KEY POINTS:
Have you heard the one about the boat with three wheels? It's great at cornering shipping lanes but a bugger to park at the supermarket.
Sealegs - the NZX-listed company that makes amphibious boats with retractable wheels - has been the butt of broker jokes since a nightmare back-door listing in 2002.
But after last month's news that $950 million investment firm Fisher Funds had taken a 6.9 per cent stake in the business, other investors are now taking the company more seriously.
Other notable shareholders include Sir Selwyn and David Cushing, and professional investor Peter Masfen.
Sealegs chief executive David McKee Wright prefers to see Fisher Funds' investment as a milestone, rather than a vindication.
"What Fisher Funds for me in my mind did was mark the end of our startup - now institutions are getting involved because we've got some track record, proven the product, proven the business and we've got it all in front of us now," he says.
Sealegs joined the stock market in 2002, moving into the shell of tech company IT Capital.
The reverse listing and restructure was not well received - the original business plan failed and the share price slumped as low as 2c, compared with a closing price yesterday of 71c.
McKee Wright is apprehensive about discussing what he describes as a nightmare start.
"I think it's a little bit of who screams the loudest," he says. "Sealegs took over a failed tech stock so you had 5000 unhappy shareholders."

== TASK ITEM A ==
In the Sealegs article, how large a stake did Fisher Funds take in the company?
== TASK ITEM B ==
Render this sentence from the Sealegs article in Spanish: "Sealegs joined the stock market in 2002, moving into the shell of tech company IT Capital."
== TASK ITEM C ==
Extend the Sealegs article by writing what comes after its last sentence.

Items from a data source:
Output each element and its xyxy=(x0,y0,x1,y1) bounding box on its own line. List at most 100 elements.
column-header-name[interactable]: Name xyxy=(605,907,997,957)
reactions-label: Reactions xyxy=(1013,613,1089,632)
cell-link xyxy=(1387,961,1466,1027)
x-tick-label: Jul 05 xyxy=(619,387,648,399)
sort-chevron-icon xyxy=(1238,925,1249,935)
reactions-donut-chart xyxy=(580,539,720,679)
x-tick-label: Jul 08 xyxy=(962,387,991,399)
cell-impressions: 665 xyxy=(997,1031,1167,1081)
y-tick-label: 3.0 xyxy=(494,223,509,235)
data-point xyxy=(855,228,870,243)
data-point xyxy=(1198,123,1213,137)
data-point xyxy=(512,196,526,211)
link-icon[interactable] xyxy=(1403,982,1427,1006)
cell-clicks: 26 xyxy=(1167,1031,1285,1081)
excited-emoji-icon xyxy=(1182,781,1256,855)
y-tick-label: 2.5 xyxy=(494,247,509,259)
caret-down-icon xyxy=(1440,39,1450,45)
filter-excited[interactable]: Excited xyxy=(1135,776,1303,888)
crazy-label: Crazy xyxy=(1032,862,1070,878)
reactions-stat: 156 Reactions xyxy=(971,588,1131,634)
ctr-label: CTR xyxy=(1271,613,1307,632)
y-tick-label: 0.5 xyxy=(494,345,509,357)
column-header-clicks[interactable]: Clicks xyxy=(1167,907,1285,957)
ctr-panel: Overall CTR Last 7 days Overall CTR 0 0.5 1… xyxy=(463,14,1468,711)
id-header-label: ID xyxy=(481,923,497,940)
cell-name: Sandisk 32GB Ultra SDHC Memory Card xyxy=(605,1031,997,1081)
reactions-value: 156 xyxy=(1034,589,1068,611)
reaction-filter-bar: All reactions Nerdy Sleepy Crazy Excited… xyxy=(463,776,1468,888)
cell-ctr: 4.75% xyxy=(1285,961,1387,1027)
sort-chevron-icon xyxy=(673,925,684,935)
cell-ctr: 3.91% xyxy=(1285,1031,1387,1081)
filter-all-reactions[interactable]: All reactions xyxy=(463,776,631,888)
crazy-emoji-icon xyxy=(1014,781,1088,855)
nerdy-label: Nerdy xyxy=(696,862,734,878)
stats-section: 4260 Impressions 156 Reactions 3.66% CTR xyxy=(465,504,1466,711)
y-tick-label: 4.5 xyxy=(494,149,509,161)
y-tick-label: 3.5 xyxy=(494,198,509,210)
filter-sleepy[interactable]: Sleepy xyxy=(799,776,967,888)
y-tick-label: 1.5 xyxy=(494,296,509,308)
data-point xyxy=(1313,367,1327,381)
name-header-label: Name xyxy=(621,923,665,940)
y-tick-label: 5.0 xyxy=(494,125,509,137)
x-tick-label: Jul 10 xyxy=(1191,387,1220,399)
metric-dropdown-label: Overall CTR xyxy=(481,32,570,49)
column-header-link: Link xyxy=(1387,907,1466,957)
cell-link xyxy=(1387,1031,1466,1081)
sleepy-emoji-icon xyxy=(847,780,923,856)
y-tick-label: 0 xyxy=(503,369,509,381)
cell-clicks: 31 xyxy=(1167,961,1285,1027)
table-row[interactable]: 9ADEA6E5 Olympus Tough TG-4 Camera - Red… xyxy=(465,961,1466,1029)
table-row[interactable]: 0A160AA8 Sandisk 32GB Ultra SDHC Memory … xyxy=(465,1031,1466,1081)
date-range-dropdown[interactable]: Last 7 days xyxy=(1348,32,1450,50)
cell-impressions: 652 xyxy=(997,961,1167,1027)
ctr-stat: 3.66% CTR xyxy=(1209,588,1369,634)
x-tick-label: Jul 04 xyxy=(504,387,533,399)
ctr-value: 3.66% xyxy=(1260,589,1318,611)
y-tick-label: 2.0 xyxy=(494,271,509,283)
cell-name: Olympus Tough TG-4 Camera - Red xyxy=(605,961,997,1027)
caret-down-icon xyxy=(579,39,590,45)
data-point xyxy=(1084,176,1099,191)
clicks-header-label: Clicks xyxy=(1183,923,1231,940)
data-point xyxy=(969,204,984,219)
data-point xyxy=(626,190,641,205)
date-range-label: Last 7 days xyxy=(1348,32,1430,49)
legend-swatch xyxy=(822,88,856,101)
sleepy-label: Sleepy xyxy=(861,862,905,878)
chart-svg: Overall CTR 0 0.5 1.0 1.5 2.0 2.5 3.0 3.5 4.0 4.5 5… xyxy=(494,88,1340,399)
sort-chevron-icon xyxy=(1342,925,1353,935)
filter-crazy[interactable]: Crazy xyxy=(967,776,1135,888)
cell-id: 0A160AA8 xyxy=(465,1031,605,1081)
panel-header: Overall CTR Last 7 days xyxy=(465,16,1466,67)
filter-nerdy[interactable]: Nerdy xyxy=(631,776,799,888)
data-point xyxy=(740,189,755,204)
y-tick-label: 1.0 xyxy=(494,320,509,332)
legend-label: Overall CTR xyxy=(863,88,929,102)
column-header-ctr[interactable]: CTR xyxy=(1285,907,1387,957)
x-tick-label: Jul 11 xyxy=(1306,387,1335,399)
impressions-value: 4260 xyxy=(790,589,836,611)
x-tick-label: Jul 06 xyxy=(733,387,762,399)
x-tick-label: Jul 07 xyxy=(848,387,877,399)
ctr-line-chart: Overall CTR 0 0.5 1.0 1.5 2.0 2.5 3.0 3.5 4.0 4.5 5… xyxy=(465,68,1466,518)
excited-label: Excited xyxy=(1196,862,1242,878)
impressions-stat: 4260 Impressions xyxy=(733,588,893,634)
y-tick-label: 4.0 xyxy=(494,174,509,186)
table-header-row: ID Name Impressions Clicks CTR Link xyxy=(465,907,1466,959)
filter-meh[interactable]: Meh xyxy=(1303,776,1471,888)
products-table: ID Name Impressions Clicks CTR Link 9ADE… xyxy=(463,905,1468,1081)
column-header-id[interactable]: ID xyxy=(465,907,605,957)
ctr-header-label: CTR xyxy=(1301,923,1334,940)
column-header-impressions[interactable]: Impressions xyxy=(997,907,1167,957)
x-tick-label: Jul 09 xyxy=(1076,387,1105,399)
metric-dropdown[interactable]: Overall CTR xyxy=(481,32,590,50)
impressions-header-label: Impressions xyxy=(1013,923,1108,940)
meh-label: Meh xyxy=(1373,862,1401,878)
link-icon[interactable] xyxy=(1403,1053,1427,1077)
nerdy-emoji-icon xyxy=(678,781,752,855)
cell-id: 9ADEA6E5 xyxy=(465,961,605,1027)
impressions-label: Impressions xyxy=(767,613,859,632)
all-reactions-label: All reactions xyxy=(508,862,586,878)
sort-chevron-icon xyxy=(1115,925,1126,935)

== TASK RESULT A ==
A 6.9 per cent stake.

== TASK RESULT B ==
Sealegs entró en la bolsa en 2002, ocupando el cascarón de la empresa tecnológica IT Capital.

== TASK RESULT C ==
But some of the original shareholders are still there and a great deal happier, he says.
"As soon as you've got people in the money, they become very supportive."
Sealegs now has about 2500 shareholders, has passed the $4 million order mark and could turn a profit this year - depending which way a current management debate is settled.
"If we force the company to break even right now, it's going to come at the cost of innovation ... conversely, if we break even it's a good statement to shareholders," McKee Wright says.
"We've spent only $4 million on this idea so, in my mind, to spend another couple of million dollars to deliver a $100 million company is well invested money."
Sealegs sells rigid inflatable and aluminium boats which have steerable, retractable wheels enabling them to be driven in and out of the water, without the need for a four-wheel-drive car or tractor to back trailers down to the water's edge.
The company is aiming for half a per cent of the world's 5-12 metre boat market, which would equate to more than 1000 boats a year.
Two projects now being developed are a fibreglass boat which could significantly cut the cost of the hull compared with an aluminium boat, and a jet-powered craft which uses a single power unit to drive the boat on land and in the water.
Sealegs has global aspirations, although the original business plan for the reverse listing was to create a hands-on listed venture capital entity that would establish several companies - it had Virtual Spectator, Deep Video Imaging, Datasquirt, Conceptual Solutionz and Sealegs - before making an exit.
It didn't work.
"The market really didn't respond to that idea at all and we had to refocus ... had a look at the companies we had and said, 'Which one's got the most upside?"'
Sealegs was the quirkiest idea and McKee Wright no longer has an exit plan.
"We're just going to grow this thing as big as we can get."
The first two years may have been difficult but he had no doubts that the company would succeed.
"We just put our heads down, bums up and worked," he says. "Make success be your best revenge."
His faith in the product comes from a belief it solves a real problem of getting safely on and off boats and getting them easily in and out of the water.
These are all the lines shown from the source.